BEGIN TASK MATERIAL
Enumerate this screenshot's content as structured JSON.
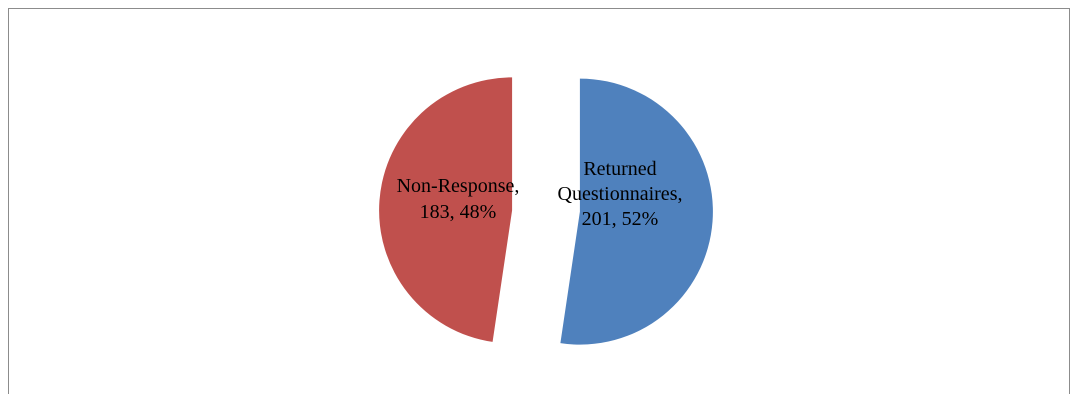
{
  "chart_data": {
    "type": "pie",
    "title": "",
    "legend": "none",
    "exploded": true,
    "start_angle_deg": 0,
    "direction": "clockwise",
    "slices": [
      {
        "name": "Returned Questionnaires",
        "value": 201,
        "percent": 52,
        "color": "#4F81BD",
        "label_lines": [
          "Returned",
          "Questionnaires,",
          "201, 52%"
        ]
      },
      {
        "name": "Non-Response",
        "value": 183,
        "percent": 48,
        "color": "#C0504D",
        "label_lines": [
          "Non-Response,",
          "183, 48%"
        ]
      }
    ]
  }
}
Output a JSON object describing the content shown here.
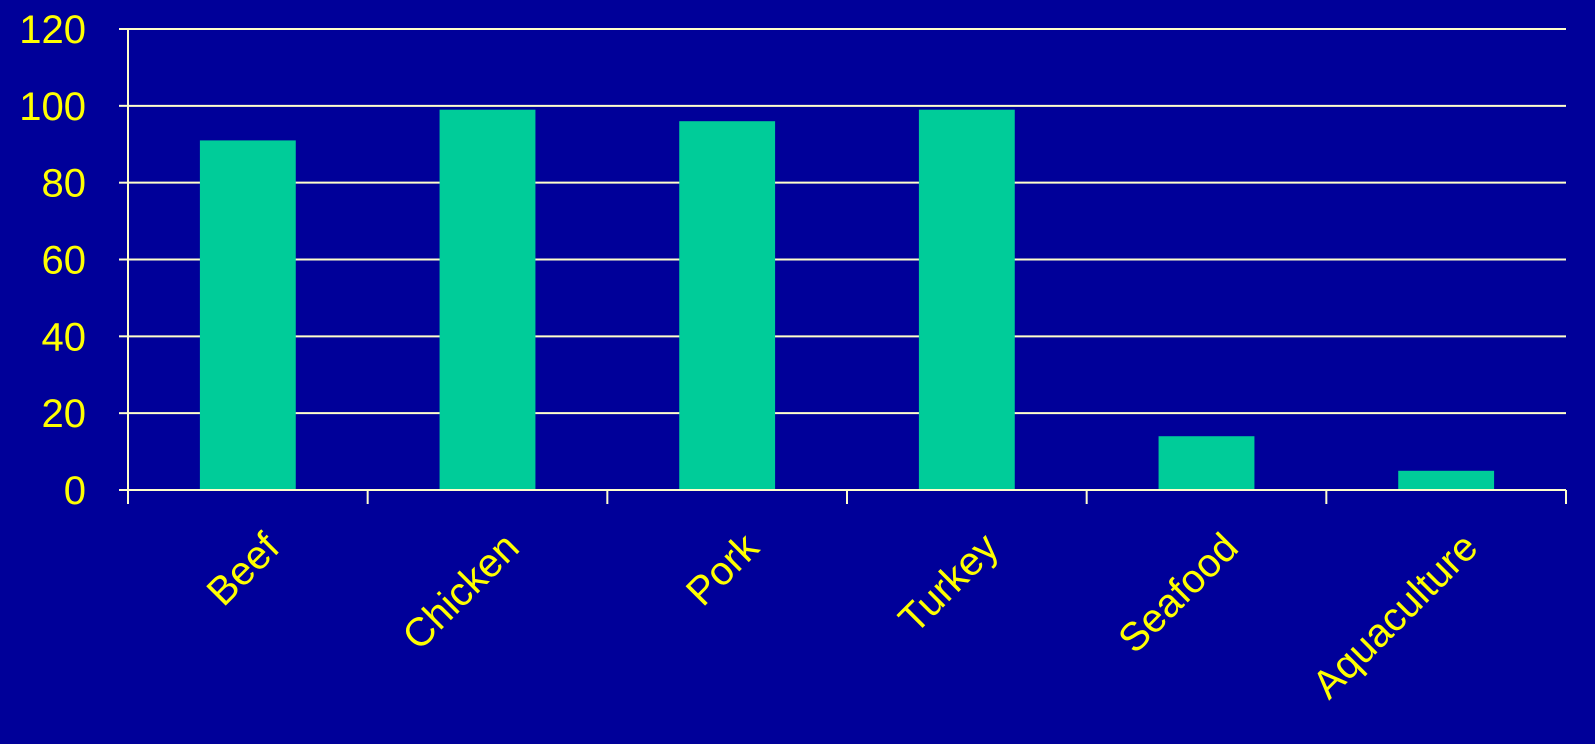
{
  "chart_data": {
    "type": "bar",
    "categories": [
      "Beef",
      "Chicken",
      "Pork",
      "Turkey",
      "Seafood",
      "Aquaculture"
    ],
    "values": [
      91,
      99,
      96,
      99,
      14,
      5
    ],
    "title": "",
    "xlabel": "",
    "ylabel": "",
    "ylim": [
      0,
      120
    ],
    "yticks": [
      0,
      20,
      40,
      60,
      80,
      100,
      120
    ],
    "grid": true,
    "legend": "none"
  },
  "colors": {
    "background": "#000099",
    "bar": "#00CC99",
    "text": "#FFFF00",
    "axis": "#FFFFCC",
    "grid": "#FFFFCC"
  }
}
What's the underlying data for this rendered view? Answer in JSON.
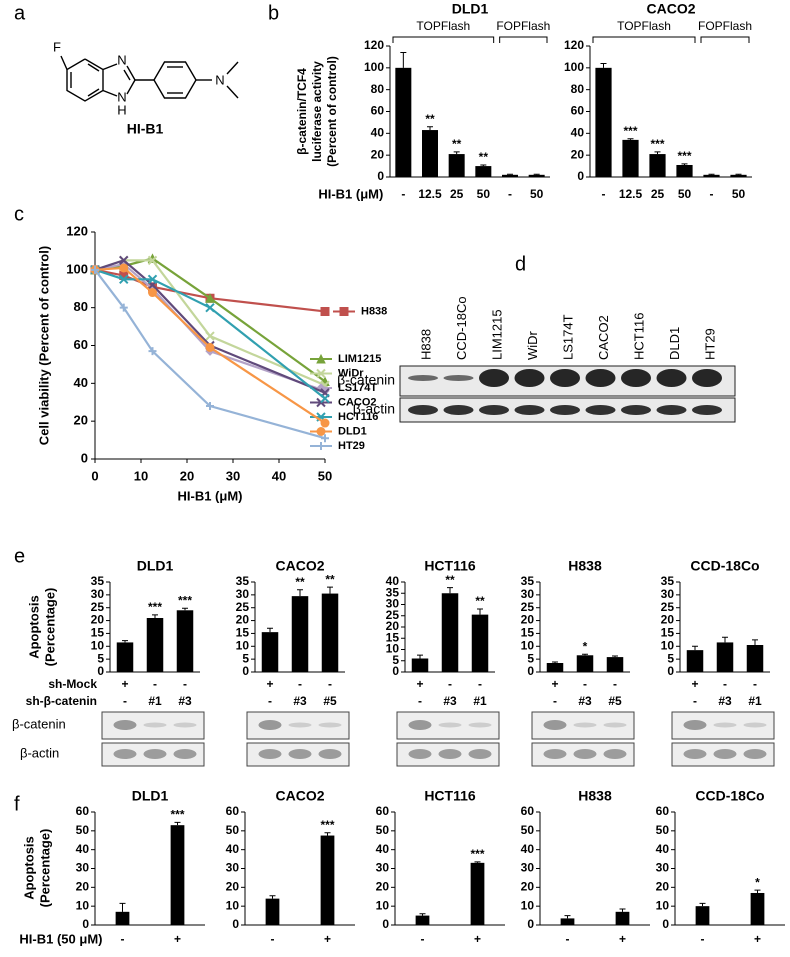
{
  "panel_labels": [
    "a",
    "b",
    "c",
    "d",
    "e",
    "f"
  ],
  "compound": {
    "name": "HI-B1",
    "atoms": [
      "F",
      "N",
      "N",
      "H",
      "N"
    ]
  },
  "blot_d": {
    "lanes": [
      "H838",
      "CCD-18Co",
      "LIM1215",
      "WiDr",
      "LS174T",
      "CACO2",
      "HCT116",
      "DLD1",
      "HT29"
    ],
    "rows": [
      "β-catenin",
      "β-actin"
    ]
  },
  "panel_e": {
    "ylabel": [
      "Apoptosis",
      "(Percentage)"
    ],
    "row_labels": [
      "sh-Mock",
      "sh-β-catenin"
    ],
    "blot_rows": [
      "β-catenin",
      "β-actin"
    ]
  },
  "panel_f": {
    "ylabel": [
      "Apoptosis",
      "(Percentage)"
    ]
  },
  "chart_data": [
    {
      "type": "bar",
      "title": "DLD1",
      "ylabel": [
        "β-catenin/TCF4",
        "luciferase activity",
        "(Percent of control)"
      ],
      "xlabel": "HI-B1 (μM)",
      "groups": [
        {
          "name": "TOPFlash",
          "categories": [
            "-",
            "12.5",
            "25",
            "50"
          ]
        },
        {
          "name": "FOPFlash",
          "categories": [
            "-",
            "50"
          ]
        }
      ],
      "values": [
        100,
        43,
        21,
        10,
        2,
        2
      ],
      "errors": [
        14,
        3,
        2,
        1,
        0.5,
        0.5
      ],
      "annotations": [
        null,
        "**",
        "**",
        "**",
        null,
        null
      ],
      "color": "#000000",
      "ylim": [
        0,
        120
      ],
      "yticks": [
        0,
        20,
        40,
        60,
        80,
        100,
        120
      ]
    },
    {
      "type": "bar",
      "title": "CACO2",
      "groups": [
        {
          "name": "TOPFlash",
          "categories": [
            "-",
            "12.5",
            "25",
            "50"
          ]
        },
        {
          "name": "FOPFlash",
          "categories": [
            "-",
            "50"
          ]
        }
      ],
      "values": [
        100,
        34,
        21,
        11,
        2,
        2
      ],
      "errors": [
        4,
        1,
        2,
        1,
        0.5,
        0.5
      ],
      "annotations": [
        null,
        "***",
        "***",
        "***",
        null,
        null
      ],
      "color": "#000000",
      "ylim": [
        0,
        120
      ],
      "yticks": [
        0,
        20,
        40,
        60,
        80,
        100,
        120
      ]
    },
    {
      "type": "line",
      "xlabel": "HI-B1 (μM)",
      "ylabel": "Cell viability (Percent of control)",
      "x": [
        0,
        6.25,
        12.5,
        25,
        50
      ],
      "xlim": [
        0,
        50
      ],
      "xticks": [
        0,
        10,
        20,
        30,
        40,
        50
      ],
      "ylim": [
        0,
        120
      ],
      "yticks": [
        0,
        20,
        40,
        60,
        80,
        100,
        120
      ],
      "series": [
        {
          "name": "H838",
          "color": "#c0504d",
          "marker": "square",
          "values": [
            100,
            97,
            91,
            85,
            78
          ]
        },
        {
          "name": "LIM1215",
          "color": "#77a33a",
          "marker": "triangle",
          "values": [
            100,
            102,
            106,
            85,
            41
          ]
        },
        {
          "name": "WiDr",
          "color": "#c3d69b",
          "marker": "x",
          "values": [
            100,
            105,
            105,
            65,
            39
          ]
        },
        {
          "name": "LS174T",
          "color": "#b3a2c7",
          "marker": "diamond",
          "values": [
            100,
            103,
            90,
            57,
            36
          ]
        },
        {
          "name": "CACO2",
          "color": "#604a7b",
          "marker": "x",
          "values": [
            100,
            105,
            92,
            60,
            35
          ]
        },
        {
          "name": "HCT116",
          "color": "#31a0b0",
          "marker": "x",
          "values": [
            100,
            95,
            95,
            80,
            32
          ]
        },
        {
          "name": "DLD1",
          "color": "#f79646",
          "marker": "circle",
          "values": [
            100,
            101,
            88,
            59,
            19
          ]
        },
        {
          "name": "HT29",
          "color": "#95b3d7",
          "marker": "plus",
          "values": [
            100,
            80,
            57,
            28,
            11
          ]
        }
      ]
    },
    {
      "type": "bar",
      "title": "DLD1",
      "sh_mock": [
        "+",
        "-",
        "-"
      ],
      "categories": [
        "-",
        "#1",
        "#3"
      ],
      "values": [
        11.5,
        21,
        24
      ],
      "errors": [
        0.7,
        1.2,
        0.8
      ],
      "annotations": [
        null,
        "***",
        "***"
      ],
      "color": "#000000",
      "ylim": [
        0,
        35
      ],
      "yticks": [
        0,
        5,
        10,
        15,
        20,
        25,
        30,
        35
      ]
    },
    {
      "type": "bar",
      "title": "CACO2",
      "sh_mock": [
        "+",
        "-",
        "-"
      ],
      "categories": [
        "-",
        "#3",
        "#5"
      ],
      "values": [
        15.5,
        29.5,
        30.5
      ],
      "errors": [
        1.5,
        2.5,
        2.5
      ],
      "annotations": [
        null,
        "**",
        "**"
      ],
      "color": "#000000",
      "ylim": [
        0,
        35
      ],
      "yticks": [
        0,
        5,
        10,
        15,
        20,
        25,
        30,
        35
      ]
    },
    {
      "type": "bar",
      "title": "HCT116",
      "sh_mock": [
        "+",
        "-",
        "-"
      ],
      "categories": [
        "-",
        "#3",
        "#1"
      ],
      "values": [
        6,
        35,
        25.5
      ],
      "errors": [
        1.5,
        2.5,
        2.5
      ],
      "annotations": [
        null,
        "**",
        "**"
      ],
      "color": "#000000",
      "ylim": [
        0,
        40
      ],
      "yticks": [
        0,
        5,
        10,
        15,
        20,
        25,
        30,
        35,
        40
      ]
    },
    {
      "type": "bar",
      "title": "H838",
      "sh_mock": [
        "+",
        "-",
        "-"
      ],
      "categories": [
        "-",
        "#3",
        "#5"
      ],
      "values": [
        3.5,
        6.5,
        5.8
      ],
      "errors": [
        0.4,
        0.4,
        0.4
      ],
      "annotations": [
        null,
        "*",
        null
      ],
      "color": "#000000",
      "ylim": [
        0,
        35
      ],
      "yticks": [
        0,
        5,
        10,
        15,
        20,
        25,
        30,
        35
      ]
    },
    {
      "type": "bar",
      "title": "CCD-18Co",
      "sh_mock": [
        "+",
        "-",
        "-"
      ],
      "categories": [
        "-",
        "#3",
        "#1"
      ],
      "values": [
        8.5,
        11.5,
        10.5
      ],
      "errors": [
        1.5,
        2,
        2
      ],
      "annotations": [
        null,
        null,
        null
      ],
      "color": "#000000",
      "ylim": [
        0,
        35
      ],
      "yticks": [
        0,
        5,
        10,
        15,
        20,
        25,
        30,
        35
      ]
    },
    {
      "type": "bar",
      "title": "DLD1",
      "xlabel": "HI-B1 (50 μM)",
      "categories": [
        "-",
        "+"
      ],
      "values": [
        7,
        53
      ],
      "errors": [
        4.5,
        1.5
      ],
      "annotations": [
        null,
        "***"
      ],
      "color": "#000000",
      "ylim": [
        0,
        60
      ],
      "yticks": [
        0,
        10,
        20,
        30,
        40,
        50,
        60
      ]
    },
    {
      "type": "bar",
      "title": "CACO2",
      "categories": [
        "-",
        "+"
      ],
      "values": [
        14,
        47.5
      ],
      "errors": [
        1.5,
        1.5
      ],
      "annotations": [
        null,
        "***"
      ],
      "color": "#000000",
      "ylim": [
        0,
        60
      ],
      "yticks": [
        0,
        10,
        20,
        30,
        40,
        50,
        60
      ]
    },
    {
      "type": "bar",
      "title": "HCT116",
      "categories": [
        "-",
        "+"
      ],
      "values": [
        5,
        33
      ],
      "errors": [
        1,
        0.5
      ],
      "annotations": [
        null,
        "***"
      ],
      "color": "#000000",
      "ylim": [
        0,
        60
      ],
      "yticks": [
        0,
        10,
        20,
        30,
        40,
        50,
        60
      ]
    },
    {
      "type": "bar",
      "title": "H838",
      "categories": [
        "-",
        "+"
      ],
      "values": [
        3.5,
        7
      ],
      "errors": [
        1.5,
        1.5
      ],
      "annotations": [
        null,
        null
      ],
      "color": "#000000",
      "ylim": [
        0,
        60
      ],
      "yticks": [
        0,
        10,
        20,
        30,
        40,
        50,
        60
      ]
    },
    {
      "type": "bar",
      "title": "CCD-18Co",
      "categories": [
        "-",
        "+"
      ],
      "values": [
        10,
        17
      ],
      "errors": [
        1.5,
        1.5
      ],
      "annotations": [
        null,
        "*"
      ],
      "color": "#000000",
      "ylim": [
        0,
        60
      ],
      "yticks": [
        0,
        10,
        20,
        30,
        40,
        50,
        60
      ]
    }
  ]
}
END TASK MATERIAL
Pick out, from the lines above, every one that contains the string "control".

■ RESULT OF THE EXERCISE ■
        "(Percent of control)"
      "ylabel": "Cell viability (Percent of control)",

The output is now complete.